─── SOURCE RECORDS ───
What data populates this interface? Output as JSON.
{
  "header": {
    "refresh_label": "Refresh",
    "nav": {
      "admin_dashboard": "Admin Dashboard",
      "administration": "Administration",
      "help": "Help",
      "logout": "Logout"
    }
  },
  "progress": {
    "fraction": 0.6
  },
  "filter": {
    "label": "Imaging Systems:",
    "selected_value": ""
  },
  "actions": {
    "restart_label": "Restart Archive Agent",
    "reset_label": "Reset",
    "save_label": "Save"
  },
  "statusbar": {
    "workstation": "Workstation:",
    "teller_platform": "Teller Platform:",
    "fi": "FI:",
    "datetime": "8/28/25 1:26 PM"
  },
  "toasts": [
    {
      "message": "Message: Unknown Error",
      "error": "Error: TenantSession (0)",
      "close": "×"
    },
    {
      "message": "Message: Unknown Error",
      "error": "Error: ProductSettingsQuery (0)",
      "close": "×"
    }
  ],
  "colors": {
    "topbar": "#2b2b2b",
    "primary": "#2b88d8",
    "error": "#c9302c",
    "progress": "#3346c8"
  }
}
───
**REQUIREMENT**
The entries above must be returned exactly.

**THE OUTPUT**
What data populates this interface? Output as JSON.
{
  "header": {
    "refresh_label": "Refresh",
    "nav": {
      "admin_dashboard": "Admin Dashboard",
      "administration": "Administration",
      "help": "Help",
      "logout": "Logout"
    }
  },
  "progress": {
    "fraction": 0.6
  },
  "filter": {
    "label": "Imaging Systems:",
    "selected_value": ""
  },
  "actions": {
    "restart_label": "Restart Archive Agent",
    "reset_label": "Reset",
    "save_label": "Save"
  },
  "statusbar": {
    "workstation": "Workstation:",
    "teller_platform": "Teller Platform:",
    "fi": "FI:",
    "datetime": "8/28/25 1:26 PM"
  },
  "toasts": [
    {
      "message": "Message: Unknown Error",
      "error": "Error: TenantSession (0)",
      "close": "×"
    },
    {
      "message": "Message: Unknown Error",
      "error": "Error: ProductSettingsQuery (0)",
      "close": "×"
    }
  ],
  "colors": {
    "topbar": "#2b2b2b",
    "primary": "#2b88d8",
    "error": "#c9302c",
    "progress": "#3346c8"
  }
}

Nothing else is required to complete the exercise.